# PROBLEM REQUIREMENTS
Using the material that follows, identify and copy each line with the string "understanding".

# RECORDS FOR THIS TASK
########

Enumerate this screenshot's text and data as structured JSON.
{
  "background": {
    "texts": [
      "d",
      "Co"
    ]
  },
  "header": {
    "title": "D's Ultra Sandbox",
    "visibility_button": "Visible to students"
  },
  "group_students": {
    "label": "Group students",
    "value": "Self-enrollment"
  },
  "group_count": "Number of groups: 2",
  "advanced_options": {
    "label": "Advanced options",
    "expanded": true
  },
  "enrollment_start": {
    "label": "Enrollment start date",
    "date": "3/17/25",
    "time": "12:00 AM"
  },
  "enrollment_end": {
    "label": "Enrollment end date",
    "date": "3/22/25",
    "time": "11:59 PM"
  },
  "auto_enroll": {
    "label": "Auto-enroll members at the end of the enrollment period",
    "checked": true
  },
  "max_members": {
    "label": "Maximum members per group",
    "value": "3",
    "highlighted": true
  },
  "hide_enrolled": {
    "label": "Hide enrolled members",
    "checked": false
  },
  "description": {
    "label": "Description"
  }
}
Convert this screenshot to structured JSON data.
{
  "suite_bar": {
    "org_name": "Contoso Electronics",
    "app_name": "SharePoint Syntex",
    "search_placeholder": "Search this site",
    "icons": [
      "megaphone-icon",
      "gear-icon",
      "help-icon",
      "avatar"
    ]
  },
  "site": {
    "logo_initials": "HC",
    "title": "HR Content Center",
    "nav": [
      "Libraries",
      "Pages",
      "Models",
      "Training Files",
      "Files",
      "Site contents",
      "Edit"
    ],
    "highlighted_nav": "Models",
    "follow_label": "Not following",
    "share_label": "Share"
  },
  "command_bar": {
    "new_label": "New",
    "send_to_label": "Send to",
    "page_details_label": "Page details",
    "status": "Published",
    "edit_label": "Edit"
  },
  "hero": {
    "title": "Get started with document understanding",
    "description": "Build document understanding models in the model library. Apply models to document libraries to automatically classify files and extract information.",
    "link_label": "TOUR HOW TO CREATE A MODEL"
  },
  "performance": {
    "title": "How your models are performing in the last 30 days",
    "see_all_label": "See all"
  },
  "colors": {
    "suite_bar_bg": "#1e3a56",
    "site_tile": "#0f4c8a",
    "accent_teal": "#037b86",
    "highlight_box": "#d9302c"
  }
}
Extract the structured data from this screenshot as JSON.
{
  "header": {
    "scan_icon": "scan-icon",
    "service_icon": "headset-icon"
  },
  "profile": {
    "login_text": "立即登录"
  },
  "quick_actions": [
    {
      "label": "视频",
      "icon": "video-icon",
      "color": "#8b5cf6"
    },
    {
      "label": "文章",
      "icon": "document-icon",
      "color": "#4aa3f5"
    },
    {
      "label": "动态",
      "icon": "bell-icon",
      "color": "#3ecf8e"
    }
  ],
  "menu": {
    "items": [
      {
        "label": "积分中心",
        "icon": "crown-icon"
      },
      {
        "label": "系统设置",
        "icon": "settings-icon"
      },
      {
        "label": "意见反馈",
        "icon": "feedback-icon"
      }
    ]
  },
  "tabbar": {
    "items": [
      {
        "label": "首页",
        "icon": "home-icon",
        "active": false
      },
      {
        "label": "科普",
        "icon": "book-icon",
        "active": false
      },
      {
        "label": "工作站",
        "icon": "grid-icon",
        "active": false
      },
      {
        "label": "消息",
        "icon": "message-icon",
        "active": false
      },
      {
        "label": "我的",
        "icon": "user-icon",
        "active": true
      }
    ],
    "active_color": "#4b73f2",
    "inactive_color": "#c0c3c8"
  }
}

########

# REPLY TO THE EXERCISE
    "title": "Get started with document understanding",
    "description": "Build document understanding models in the model library. Apply models to document libraries to automatically classify files and extract information.",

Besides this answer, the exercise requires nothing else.